## THE REQUEST
Retype all of the data exactly as given.

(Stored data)

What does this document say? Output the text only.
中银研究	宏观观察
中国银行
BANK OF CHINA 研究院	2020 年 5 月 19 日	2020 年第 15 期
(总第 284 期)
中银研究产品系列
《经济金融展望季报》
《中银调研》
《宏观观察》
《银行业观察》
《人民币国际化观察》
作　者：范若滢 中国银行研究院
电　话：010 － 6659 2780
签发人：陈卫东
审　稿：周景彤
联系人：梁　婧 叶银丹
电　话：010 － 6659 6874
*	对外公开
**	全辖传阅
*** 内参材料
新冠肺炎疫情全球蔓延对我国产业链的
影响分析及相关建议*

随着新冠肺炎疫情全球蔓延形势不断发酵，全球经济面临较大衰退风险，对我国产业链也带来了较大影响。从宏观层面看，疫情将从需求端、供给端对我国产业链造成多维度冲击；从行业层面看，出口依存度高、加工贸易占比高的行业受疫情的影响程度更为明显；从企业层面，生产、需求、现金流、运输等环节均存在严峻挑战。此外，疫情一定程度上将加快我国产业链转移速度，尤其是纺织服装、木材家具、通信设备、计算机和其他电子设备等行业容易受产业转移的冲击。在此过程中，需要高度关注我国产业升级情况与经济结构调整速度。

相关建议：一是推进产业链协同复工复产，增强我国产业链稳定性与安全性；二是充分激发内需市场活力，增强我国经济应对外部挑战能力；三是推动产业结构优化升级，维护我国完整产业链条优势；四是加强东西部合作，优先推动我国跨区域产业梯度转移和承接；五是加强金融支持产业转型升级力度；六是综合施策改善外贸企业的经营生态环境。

## ANSWER TO THE TASK
What does this document say? Output the text only.
中银研究	宏观观察
中国银行
BANK OF CHINA 研究院	2020 年 5 月 19 日	2020 年第 15 期
(总第 284 期)
中银研究产品系列
《经济金融展望季报》
《中银调研》
《宏观观察》
《银行业观察》
《人民币国际化观察》
作　者：范若滢 中国银行研究院
电　话：010 － 6659 2780
签发人：陈卫东
审　稿：周景彤
联系人：梁　婧 叶银丹
电　话：010 － 6659 6874
*	对外公开
**	全辖传阅
*** 内参材料
新冠肺炎疫情全球蔓延对我国产业链的
影响分析及相关建议*

随着新冠肺炎疫情全球蔓延形势不断发酵，全球经济面临较大衰退风险，对我国产业链也带来了较大影响。从宏观层面看，疫情将从需求端、供给端对我国产业链造成多维度冲击；从行业层面看，出口依存度高、加工贸易占比高的行业受疫情的影响程度更为明显；从企业层面，生产、需求、现金流、运输等环节均存在严峻挑战。此外，疫情一定程度上将加快我国产业链转移速度，尤其是纺织服装、木材家具、通信设备、计算机和其他电子设备等行业容易受产业转移的冲击。在此过程中，需要高度关注我国产业升级情况与经济结构调整速度。

相关建议：一是推进产业链协同复工复产，增强我国产业链稳定性与安全性；二是充分激发内需市场活力，增强我国经济应对外部挑战能力；三是推动产业结构优化升级，维护我国完整产业链条优势；四是加强东西部合作，优先推动我国跨区域产业梯度转移和承接；五是加强金融支持产业转型升级力度；六是综合施策改善外贸企业的经营生态环境。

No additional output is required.